Directions => Produce a verbatim copy of the entries listed below.

Figure record extracts

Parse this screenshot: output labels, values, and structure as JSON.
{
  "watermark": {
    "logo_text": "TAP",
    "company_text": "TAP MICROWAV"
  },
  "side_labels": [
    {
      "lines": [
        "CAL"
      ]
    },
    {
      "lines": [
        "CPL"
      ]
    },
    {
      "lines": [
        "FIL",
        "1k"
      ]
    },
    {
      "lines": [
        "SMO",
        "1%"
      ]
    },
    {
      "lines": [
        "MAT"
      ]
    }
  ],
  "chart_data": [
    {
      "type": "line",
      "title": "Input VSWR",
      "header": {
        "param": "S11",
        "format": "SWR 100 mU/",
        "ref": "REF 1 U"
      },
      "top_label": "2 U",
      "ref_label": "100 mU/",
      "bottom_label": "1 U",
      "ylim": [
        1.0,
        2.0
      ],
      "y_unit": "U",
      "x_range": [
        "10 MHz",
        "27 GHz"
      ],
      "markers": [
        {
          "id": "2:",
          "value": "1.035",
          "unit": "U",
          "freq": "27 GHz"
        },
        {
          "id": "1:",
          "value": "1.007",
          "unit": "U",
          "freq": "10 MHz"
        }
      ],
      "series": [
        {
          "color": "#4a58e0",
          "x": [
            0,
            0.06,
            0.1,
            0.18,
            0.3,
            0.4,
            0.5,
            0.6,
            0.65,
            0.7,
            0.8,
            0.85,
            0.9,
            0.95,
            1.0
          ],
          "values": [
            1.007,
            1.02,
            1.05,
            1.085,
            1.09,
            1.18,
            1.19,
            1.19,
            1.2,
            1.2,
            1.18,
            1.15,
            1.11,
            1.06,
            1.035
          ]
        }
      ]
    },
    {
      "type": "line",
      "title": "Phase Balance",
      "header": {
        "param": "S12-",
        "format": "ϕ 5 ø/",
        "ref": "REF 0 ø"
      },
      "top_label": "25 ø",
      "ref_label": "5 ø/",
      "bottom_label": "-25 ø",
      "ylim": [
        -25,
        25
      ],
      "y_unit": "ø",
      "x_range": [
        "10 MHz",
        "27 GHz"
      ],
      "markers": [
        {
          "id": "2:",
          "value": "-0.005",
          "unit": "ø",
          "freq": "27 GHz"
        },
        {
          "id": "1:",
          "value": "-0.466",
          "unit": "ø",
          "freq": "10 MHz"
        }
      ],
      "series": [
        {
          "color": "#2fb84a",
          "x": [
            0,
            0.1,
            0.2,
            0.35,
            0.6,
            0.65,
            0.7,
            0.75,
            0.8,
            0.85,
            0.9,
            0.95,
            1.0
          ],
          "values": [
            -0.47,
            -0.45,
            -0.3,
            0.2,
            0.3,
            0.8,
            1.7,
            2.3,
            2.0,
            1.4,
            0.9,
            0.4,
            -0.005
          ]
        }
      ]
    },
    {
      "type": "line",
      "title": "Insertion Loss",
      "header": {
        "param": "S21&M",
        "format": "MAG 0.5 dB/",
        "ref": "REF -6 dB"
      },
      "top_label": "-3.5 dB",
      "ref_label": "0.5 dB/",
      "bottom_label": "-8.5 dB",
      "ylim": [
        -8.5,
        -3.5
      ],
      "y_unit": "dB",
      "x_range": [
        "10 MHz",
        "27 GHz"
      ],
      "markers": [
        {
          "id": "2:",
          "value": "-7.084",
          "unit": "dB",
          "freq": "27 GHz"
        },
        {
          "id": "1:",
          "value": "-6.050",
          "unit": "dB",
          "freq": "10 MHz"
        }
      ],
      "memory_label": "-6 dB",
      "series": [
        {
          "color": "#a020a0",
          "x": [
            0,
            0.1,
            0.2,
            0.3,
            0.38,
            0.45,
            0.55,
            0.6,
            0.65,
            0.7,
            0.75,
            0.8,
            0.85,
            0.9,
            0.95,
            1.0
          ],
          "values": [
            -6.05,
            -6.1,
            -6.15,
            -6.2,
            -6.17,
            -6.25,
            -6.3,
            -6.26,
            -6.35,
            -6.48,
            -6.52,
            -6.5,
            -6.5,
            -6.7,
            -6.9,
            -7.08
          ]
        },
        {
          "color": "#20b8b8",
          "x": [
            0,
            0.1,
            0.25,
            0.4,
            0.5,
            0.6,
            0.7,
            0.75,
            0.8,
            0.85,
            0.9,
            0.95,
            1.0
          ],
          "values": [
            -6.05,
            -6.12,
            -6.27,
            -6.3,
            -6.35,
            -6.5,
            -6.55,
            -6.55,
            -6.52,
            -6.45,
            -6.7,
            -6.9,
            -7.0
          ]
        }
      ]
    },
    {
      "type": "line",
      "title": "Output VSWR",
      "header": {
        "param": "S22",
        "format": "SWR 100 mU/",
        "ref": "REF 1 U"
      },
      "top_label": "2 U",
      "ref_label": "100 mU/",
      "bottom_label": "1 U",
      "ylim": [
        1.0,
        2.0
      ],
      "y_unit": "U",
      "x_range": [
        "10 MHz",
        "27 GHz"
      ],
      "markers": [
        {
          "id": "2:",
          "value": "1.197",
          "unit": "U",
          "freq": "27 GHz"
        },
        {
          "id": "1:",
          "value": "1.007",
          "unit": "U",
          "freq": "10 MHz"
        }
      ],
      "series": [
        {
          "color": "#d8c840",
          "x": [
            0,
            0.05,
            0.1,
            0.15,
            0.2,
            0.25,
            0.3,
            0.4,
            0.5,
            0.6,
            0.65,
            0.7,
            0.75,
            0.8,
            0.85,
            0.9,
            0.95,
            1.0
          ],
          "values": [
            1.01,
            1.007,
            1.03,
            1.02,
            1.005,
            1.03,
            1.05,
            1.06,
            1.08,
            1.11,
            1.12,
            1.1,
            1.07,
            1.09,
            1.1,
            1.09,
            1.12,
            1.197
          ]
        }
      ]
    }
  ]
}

Answer to the exercise =>
Parse this screenshot: output labels, values, and structure as JSON.
{
  "watermark": {
    "logo_text": "TAP",
    "company_text": "TAP MICROWAV"
  },
  "side_labels": [
    {
      "lines": [
        "CAL"
      ]
    },
    {
      "lines": [
        "CPL"
      ]
    },
    {
      "lines": [
        "FIL",
        "1k"
      ]
    },
    {
      "lines": [
        "SMO",
        "1%"
      ]
    },
    {
      "lines": [
        "MAT"
      ]
    }
  ],
  "chart_data": [
    {
      "type": "line",
      "title": "Input VSWR",
      "header": {
        "param": "S11",
        "format": "SWR 100 mU/",
        "ref": "REF 1 U"
      },
      "top_label": "2 U",
      "ref_label": "100 mU/",
      "bottom_label": "1 U",
      "ylim": [
        1.0,
        2.0
      ],
      "y_unit": "U",
      "x_range": [
        "10 MHz",
        "27 GHz"
      ],
      "markers": [
        {
          "id": "2:",
          "value": "1.035",
          "unit": "U",
          "freq": "27 GHz"
        },
        {
          "id": "1:",
          "value": "1.007",
          "unit": "U",
          "freq": "10 MHz"
        }
      ],
      "series": [
        {
          "color": "#4a58e0",
          "x": [
            0,
            0.06,
            0.1,
            0.18,
            0.3,
            0.4,
            0.5,
            0.6,
            0.65,
            0.7,
            0.8,
            0.85,
            0.9,
            0.95,
            1.0
          ],
          "values": [
            1.007,
            1.02,
            1.05,
            1.085,
            1.09,
            1.18,
            1.19,
            1.19,
            1.2,
            1.2,
            1.18,
            1.15,
            1.11,
            1.06,
            1.035
          ]
        }
      ]
    },
    {
      "type": "line",
      "title": "Phase Balance",
      "header": {
        "param": "S12-",
        "format": "ϕ 5 ø/",
        "ref": "REF 0 ø"
      },
      "top_label": "25 ø",
      "ref_label": "5 ø/",
      "bottom_label": "-25 ø",
      "ylim": [
        -25,
        25
      ],
      "y_unit": "ø",
      "x_range": [
        "10 MHz",
        "27 GHz"
      ],
      "markers": [
        {
          "id": "2:",
          "value": "-0.005",
          "unit": "ø",
          "freq": "27 GHz"
        },
        {
          "id": "1:",
          "value": "-0.466",
          "unit": "ø",
          "freq": "10 MHz"
        }
      ],
      "series": [
        {
          "color": "#2fb84a",
          "x": [
            0,
            0.1,
            0.2,
            0.35,
            0.6,
            0.65,
            0.7,
            0.75,
            0.8,
            0.85,
            0.9,
            0.95,
            1.0
          ],
          "values": [
            -0.47,
            -0.45,
            -0.3,
            0.2,
            0.3,
            0.8,
            1.7,
            2.3,
            2.0,
            1.4,
            0.9,
            0.4,
            -0.005
          ]
        }
      ]
    },
    {
      "type": "line",
      "title": "Insertion Loss",
      "header": {
        "param": "S21&M",
        "format": "MAG 0.5 dB/",
        "ref": "REF -6 dB"
      },
      "top_label": "-3.5 dB",
      "ref_label": "0.5 dB/",
      "bottom_label": "-8.5 dB",
      "ylim": [
        -8.5,
        -3.5
      ],
      "y_unit": "dB",
      "x_range": [
        "10 MHz",
        "27 GHz"
      ],
      "markers": [
        {
          "id": "2:",
          "value": "-7.084",
          "unit": "dB",
          "freq": "27 GHz"
        },
        {
          "id": "1:",
          "value": "-6.050",
          "unit": "dB",
          "freq": "10 MHz"
        }
      ],
      "memory_label": "-6 dB",
      "series": [
        {
          "color": "#a020a0",
          "x": [
            0,
            0.1,
            0.2,
            0.3,
            0.38,
            0.45,
            0.55,
            0.6,
            0.65,
            0.7,
            0.75,
            0.8,
            0.85,
            0.9,
            0.95,
            1.0
          ],
          "values": [
            -6.05,
            -6.1,
            -6.15,
            -6.2,
            -6.17,
            -6.25,
            -6.3,
            -6.26,
            -6.35,
            -6.48,
            -6.52,
            -6.5,
            -6.5,
            -6.7,
            -6.9,
            -7.08
          ]
        },
        {
          "color": "#20b8b8",
          "x": [
            0,
            0.1,
            0.25,
            0.4,
            0.5,
            0.6,
            0.7,
            0.75,
            0.8,
            0.85,
            0.9,
            0.95,
            1.0
          ],
          "values": [
            -6.05,
            -6.12,
            -6.27,
            -6.3,
            -6.35,
            -6.5,
            -6.55,
            -6.55,
            -6.52,
            -6.45,
            -6.7,
            -6.9,
            -7.0
          ]
        }
      ]
    },
    {
      "type": "line",
      "title": "Output VSWR",
      "header": {
        "param": "S22",
        "format": "SWR 100 mU/",
        "ref": "REF 1 U"
      },
      "top_label": "2 U",
      "ref_label": "100 mU/",
      "bottom_label": "1 U",
      "ylim": [
        1.0,
        2.0
      ],
      "y_unit": "U",
      "x_range": [
        "10 MHz",
        "27 GHz"
      ],
      "markers": [
        {
          "id": "2:",
          "value": "1.197",
          "unit": "U",
          "freq": "27 GHz"
        },
        {
          "id": "1:",
          "value": "1.007",
          "unit": "U",
          "freq": "10 MHz"
        }
      ],
      "series": [
        {
          "color": "#d8c840",
          "x": [
            0,
            0.05,
            0.1,
            0.15,
            0.2,
            0.25,
            0.3,
            0.4,
            0.5,
            0.6,
            0.65,
            0.7,
            0.75,
            0.8,
            0.85,
            0.9,
            0.95,
            1.0
          ],
          "values": [
            1.01,
            1.007,
            1.03,
            1.02,
            1.005,
            1.03,
            1.05,
            1.06,
            1.08,
            1.11,
            1.12,
            1.1,
            1.07,
            1.09,
            1.1,
            1.09,
            1.12,
            1.197
          ]
        }
      ]
    }
  ]
}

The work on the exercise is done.